§ Task to complete:
Print out the entries below with no edits.

##### Task material #####

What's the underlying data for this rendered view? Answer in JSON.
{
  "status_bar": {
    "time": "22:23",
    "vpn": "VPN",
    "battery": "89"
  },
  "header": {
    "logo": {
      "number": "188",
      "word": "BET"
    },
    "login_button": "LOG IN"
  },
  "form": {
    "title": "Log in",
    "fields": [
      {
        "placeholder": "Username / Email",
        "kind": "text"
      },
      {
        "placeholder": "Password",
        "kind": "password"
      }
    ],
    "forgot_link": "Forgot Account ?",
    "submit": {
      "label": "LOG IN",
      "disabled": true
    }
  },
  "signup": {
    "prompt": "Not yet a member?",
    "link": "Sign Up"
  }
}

#####

§ Reply to the exercise:
What's the underlying data for this rendered view? Answer in JSON.
{
  "status_bar": {
    "time": "22:23",
    "vpn": "VPN",
    "battery": "89"
  },
  "header": {
    "logo": {
      "number": "188",
      "word": "BET"
    },
    "login_button": "LOG IN"
  },
  "form": {
    "title": "Log in",
    "fields": [
      {
        "placeholder": "Username / Email",
        "kind": "text"
      },
      {
        "placeholder": "Password",
        "kind": "password"
      }
    ],
    "forgot_link": "Forgot Account ?",
    "submit": {
      "label": "LOG IN",
      "disabled": true
    }
  },
  "signup": {
    "prompt": "Not yet a member?",
    "link": "Sign Up"
  }
}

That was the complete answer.